= Problem description =
Exact reproduction is required for all entries.

= Material =

▬▬▬▬▬▬▬▬▬▬

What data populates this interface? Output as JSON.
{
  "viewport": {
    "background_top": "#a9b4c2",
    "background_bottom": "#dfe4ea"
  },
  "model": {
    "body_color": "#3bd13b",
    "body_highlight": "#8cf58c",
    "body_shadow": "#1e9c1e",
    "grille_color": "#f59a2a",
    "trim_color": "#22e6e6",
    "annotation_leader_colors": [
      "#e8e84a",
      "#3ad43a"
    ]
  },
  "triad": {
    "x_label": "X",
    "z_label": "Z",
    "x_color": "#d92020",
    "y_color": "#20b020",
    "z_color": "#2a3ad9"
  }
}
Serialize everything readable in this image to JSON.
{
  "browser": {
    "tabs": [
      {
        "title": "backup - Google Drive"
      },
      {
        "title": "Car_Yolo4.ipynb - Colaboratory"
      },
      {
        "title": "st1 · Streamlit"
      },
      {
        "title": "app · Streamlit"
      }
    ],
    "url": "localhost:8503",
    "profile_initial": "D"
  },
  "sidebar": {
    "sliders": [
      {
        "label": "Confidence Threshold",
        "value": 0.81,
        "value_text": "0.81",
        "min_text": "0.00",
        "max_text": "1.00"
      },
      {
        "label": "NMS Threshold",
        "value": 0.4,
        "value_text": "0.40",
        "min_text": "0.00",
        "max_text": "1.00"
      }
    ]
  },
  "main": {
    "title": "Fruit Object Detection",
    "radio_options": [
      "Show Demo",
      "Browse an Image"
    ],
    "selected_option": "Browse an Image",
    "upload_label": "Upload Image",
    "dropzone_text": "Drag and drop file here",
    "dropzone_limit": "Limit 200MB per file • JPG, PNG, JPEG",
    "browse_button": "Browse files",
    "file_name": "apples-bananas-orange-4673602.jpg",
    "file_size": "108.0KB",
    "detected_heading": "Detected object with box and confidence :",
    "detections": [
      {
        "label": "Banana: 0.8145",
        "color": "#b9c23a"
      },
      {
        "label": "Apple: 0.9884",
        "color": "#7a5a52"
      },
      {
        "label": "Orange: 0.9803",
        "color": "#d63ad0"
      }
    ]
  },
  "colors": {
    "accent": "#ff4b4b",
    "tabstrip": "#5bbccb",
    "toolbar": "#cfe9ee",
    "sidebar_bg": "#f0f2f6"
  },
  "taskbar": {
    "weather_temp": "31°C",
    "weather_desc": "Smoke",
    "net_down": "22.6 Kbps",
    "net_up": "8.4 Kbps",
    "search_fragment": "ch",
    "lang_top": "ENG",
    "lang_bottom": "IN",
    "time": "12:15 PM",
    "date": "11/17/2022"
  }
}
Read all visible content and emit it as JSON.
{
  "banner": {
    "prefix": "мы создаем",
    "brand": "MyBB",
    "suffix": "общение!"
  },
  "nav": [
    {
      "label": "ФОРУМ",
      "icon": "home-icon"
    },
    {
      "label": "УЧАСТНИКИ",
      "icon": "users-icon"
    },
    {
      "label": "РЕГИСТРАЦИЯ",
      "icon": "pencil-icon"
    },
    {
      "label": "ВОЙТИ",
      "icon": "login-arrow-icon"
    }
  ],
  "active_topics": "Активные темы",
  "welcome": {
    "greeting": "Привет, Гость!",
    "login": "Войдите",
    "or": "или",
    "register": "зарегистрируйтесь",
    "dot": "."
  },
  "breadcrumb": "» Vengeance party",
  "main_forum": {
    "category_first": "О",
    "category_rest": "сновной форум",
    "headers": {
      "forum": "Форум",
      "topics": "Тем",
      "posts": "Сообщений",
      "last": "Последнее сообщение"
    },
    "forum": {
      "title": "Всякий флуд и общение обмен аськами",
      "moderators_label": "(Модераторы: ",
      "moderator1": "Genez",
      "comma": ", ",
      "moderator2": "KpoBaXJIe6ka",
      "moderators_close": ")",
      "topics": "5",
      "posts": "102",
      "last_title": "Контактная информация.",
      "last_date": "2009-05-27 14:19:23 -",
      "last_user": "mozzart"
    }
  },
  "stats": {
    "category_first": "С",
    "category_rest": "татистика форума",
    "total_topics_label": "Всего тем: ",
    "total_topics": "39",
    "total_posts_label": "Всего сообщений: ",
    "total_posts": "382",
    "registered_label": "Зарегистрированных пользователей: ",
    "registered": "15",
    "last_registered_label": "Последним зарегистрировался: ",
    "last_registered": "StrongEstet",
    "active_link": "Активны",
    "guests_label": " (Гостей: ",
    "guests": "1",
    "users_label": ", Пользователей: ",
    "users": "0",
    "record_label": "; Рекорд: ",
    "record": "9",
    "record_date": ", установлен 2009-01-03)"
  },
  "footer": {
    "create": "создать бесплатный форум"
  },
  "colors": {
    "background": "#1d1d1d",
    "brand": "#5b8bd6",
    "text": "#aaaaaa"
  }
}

▬▬▬▬▬▬▬▬▬▬

= Worked solution =
What data populates this interface? Output as JSON.
{
  "viewport": {
    "background_top": "#a9b4c2",
    "background_bottom": "#dfe4ea"
  },
  "model": {
    "body_color": "#3bd13b",
    "body_highlight": "#8cf58c",
    "body_shadow": "#1e9c1e",
    "grille_color": "#f59a2a",
    "trim_color": "#22e6e6",
    "annotation_leader_colors": [
      "#e8e84a",
      "#3ad43a"
    ]
  },
  "triad": {
    "x_label": "X",
    "z_label": "Z",
    "x_color": "#d92020",
    "y_color": "#20b020",
    "z_color": "#2a3ad9"
  }
}
Serialize everything readable in this image to JSON.
{
  "browser": {
    "tabs": [
      {
        "title": "backup - Google Drive"
      },
      {
        "title": "Car_Yolo4.ipynb - Colaboratory"
      },
      {
        "title": "st1 · Streamlit"
      },
      {
        "title": "app · Streamlit"
      }
    ],
    "url": "localhost:8503",
    "profile_initial": "D"
  },
  "sidebar": {
    "sliders": [
      {
        "label": "Confidence Threshold",
        "value": 0.81,
        "value_text": "0.81",
        "min_text": "0.00",
        "max_text": "1.00"
      },
      {
        "label": "NMS Threshold",
        "value": 0.4,
        "value_text": "0.40",
        "min_text": "0.00",
        "max_text": "1.00"
      }
    ]
  },
  "main": {
    "title": "Fruit Object Detection",
    "radio_options": [
      "Show Demo",
      "Browse an Image"
    ],
    "selected_option": "Browse an Image",
    "upload_label": "Upload Image",
    "dropzone_text": "Drag and drop file here",
    "dropzone_limit": "Limit 200MB per file • JPG, PNG, JPEG",
    "browse_button": "Browse files",
    "file_name": "apples-bananas-orange-4673602.jpg",
    "file_size": "108.0KB",
    "detected_heading": "Detected object with box and confidence :",
    "detections": [
      {
        "label": "Banana: 0.8145",
        "color": "#b9c23a"
      },
      {
        "label": "Apple: 0.9884",
        "color": "#7a5a52"
      },
      {
        "label": "Orange: 0.9803",
        "color": "#d63ad0"
      }
    ]
  },
  "colors": {
    "accent": "#ff4b4b",
    "tabstrip": "#5bbccb",
    "toolbar": "#cfe9ee",
    "sidebar_bg": "#f0f2f6"
  },
  "taskbar": {
    "weather_temp": "31°C",
    "weather_desc": "Smoke",
    "net_down": "22.6 Kbps",
    "net_up": "8.4 Kbps",
    "search_fragment": "ch",
    "lang_top": "ENG",
    "lang_bottom": "IN",
    "time": "12:15 PM",
    "date": "11/17/2022"
  }
}
Read all visible content and emit it as JSON.
{
  "banner": {
    "prefix": "мы создаем",
    "brand": "MyBB",
    "suffix": "общение!"
  },
  "nav": [
    {
      "label": "ФОРУМ",
      "icon": "home-icon"
    },
    {
      "label": "УЧАСТНИКИ",
      "icon": "users-icon"
    },
    {
      "label": "РЕГИСТРАЦИЯ",
      "icon": "pencil-icon"
    },
    {
      "label": "ВОЙТИ",
      "icon": "login-arrow-icon"
    }
  ],
  "active_topics": "Активные темы",
  "welcome": {
    "greeting": "Привет, Гость!",
    "login": "Войдите",
    "or": "или",
    "register": "зарегистрируйтесь",
    "dot": "."
  },
  "breadcrumb": "» Vengeance party",
  "main_forum": {
    "category_first": "О",
    "category_rest": "сновной форум",
    "headers": {
      "forum": "Форум",
      "topics": "Тем",
      "posts": "Сообщений",
      "last": "Последнее сообщение"
    },
    "forum": {
      "title": "Всякий флуд и общение обмен аськами",
      "moderators_label": "(Модераторы: ",
      "moderator1": "Genez",
      "comma": ", ",
      "moderator2": "KpoBaXJIe6ka",
      "moderators_close": ")",
      "topics": "5",
      "posts": "102",
      "last_title": "Контактная информация.",
      "last_date": "2009-05-27 14:19:23 -",
      "last_user": "mozzart"
    }
  },
  "stats": {
    "category_first": "С",
    "category_rest": "татистика форума",
    "total_topics_label": "Всего тем: ",
    "total_topics": "39",
    "total_posts_label": "Всего сообщений: ",
    "total_posts": "382",
    "registered_label": "Зарегистрированных пользователей: ",
    "registered": "15",
    "last_registered_label": "Последним зарегистрировался: ",
    "last_registered": "StrongEstet",
    "active_link": "Активны",
    "guests_label": " (Гостей: ",
    "guests": "1",
    "users_label": ", Пользователей: ",
    "users": "0",
    "record_label": "; Рекорд: ",
    "record": "9",
    "record_date": ", установлен 2009-01-03)"
  },
  "footer": {
    "create": "создать бесплатный форум"
  },
  "colors": {
    "background": "#1d1d1d",
    "brand": "#5b8bd6",
    "text": "#aaaaaa"
  }
}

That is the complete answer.